_Supplied data_
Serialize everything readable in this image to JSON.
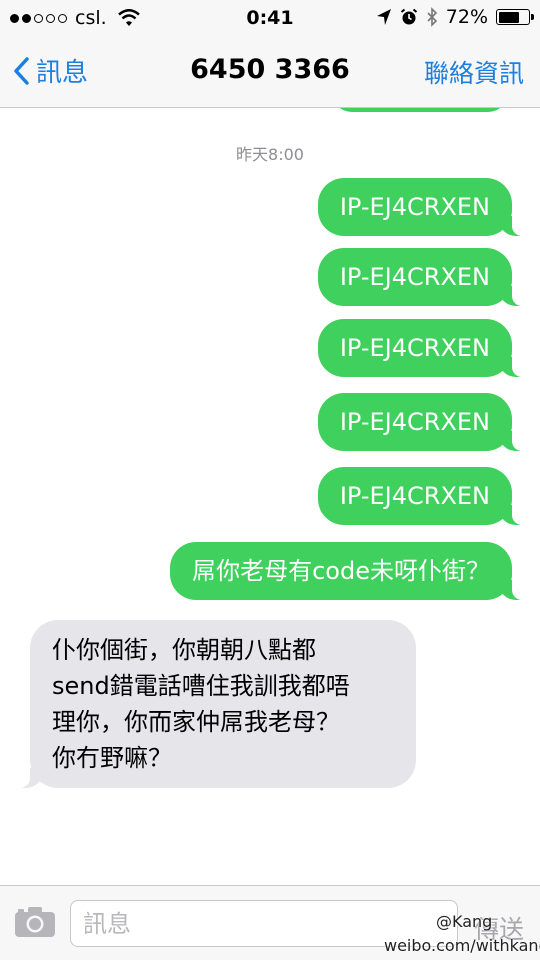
{
  "status_bar": {
    "carrier": "csl.",
    "signal_bars_filled": 2,
    "signal_bars_total": 5,
    "time": "0:41",
    "battery_percent": "72%",
    "battery_level": 0.72
  },
  "nav": {
    "back_label": "訊息",
    "title": "6450 3366",
    "contact_label": "聯絡資訊"
  },
  "thread": {
    "timestamp": "昨天8:00",
    "messages": [
      {
        "direction": "out",
        "text": "IP-EJ4CRXEN"
      },
      {
        "direction": "out",
        "text": "IP-EJ4CRXEN"
      },
      {
        "direction": "out",
        "text": "IP-EJ4CRXEN"
      },
      {
        "direction": "out",
        "text": "IP-EJ4CRXEN"
      },
      {
        "direction": "out",
        "text": "IP-EJ4CRXEN"
      },
      {
        "direction": "out",
        "text": "屌你老母有code未呀仆街？"
      },
      {
        "direction": "in",
        "lines": [
          "仆你個街，你朝朝八點都",
          "send錯電話嘈住我訓我都唔",
          "理你，你而家仲屌我老母？",
          "你冇野嘛？"
        ]
      }
    ]
  },
  "composer": {
    "placeholder": "訊息",
    "send_label": "傳送"
  },
  "watermark": {
    "handle": "@Kang",
    "site": "weibo.com/withkang"
  },
  "colors": {
    "accent": "#1d7fe0",
    "outgoing_bubble": "#3fd05d",
    "incoming_bubble": "#e5e5ea"
  }
}
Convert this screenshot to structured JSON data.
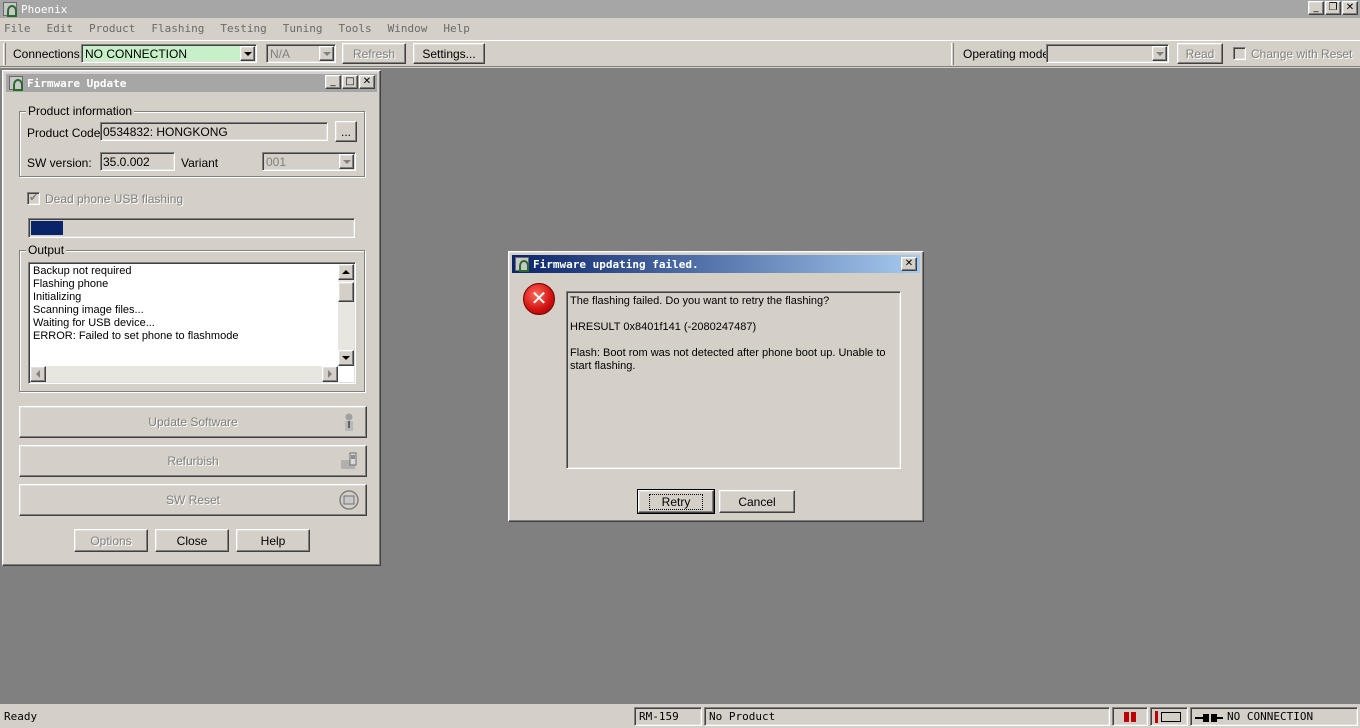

_Task statement_
Write the records out again in full, exactly, and skip every picture.

_Solution for this exercise_
Serialize everything readable in this image to JSON.
{
  "status_bar": {
    "carrier": "csl.",
    "signal_bars_filled": 2,
    "signal_bars_total": 5,
    "time": "0:41",
    "battery_percent": "72%",
    "battery_level": 0.72
  },
  "nav": {
    "back_label": "訊息",
    "title": "6450 3366",
    "contact_label": "聯絡資訊"
  },
  "thread": {
    "timestamp": "昨天8:00",
    "messages": [
      {
        "direction": "out",
        "text": "IP-EJ4CRXEN"
      },
      {
        "direction": "out",
        "text": "IP-EJ4CRXEN"
      },
      {
        "direction": "out",
        "text": "IP-EJ4CRXEN"
      },
      {
        "direction": "out",
        "text": "IP-EJ4CRXEN"
      },
      {
        "direction": "out",
        "text": "IP-EJ4CRXEN"
      },
      {
        "direction": "out",
        "text": "屌你老母有code未呀仆街？"
      },
      {
        "direction": "in",
        "lines": [
          "仆你個街，你朝朝八點都",
          "send錯電話嘈住我訓我都唔",
          "理你，你而家仲屌我老母？",
          "你冇野嘛？"
        ]
      }
    ]
  },
  "composer": {
    "placeholder": "訊息",
    "send_label": "傳送"
  },
  "watermark": {
    "handle": "@Kang",
    "site": "weibo.com/withkang"
  },
  "colors": {
    "accent": "#1d7fe0",
    "outgoing_bubble": "#3fd05d",
    "incoming_bubble": "#e5e5ea"
  }
}
Convert this screenshot to structured JSON data.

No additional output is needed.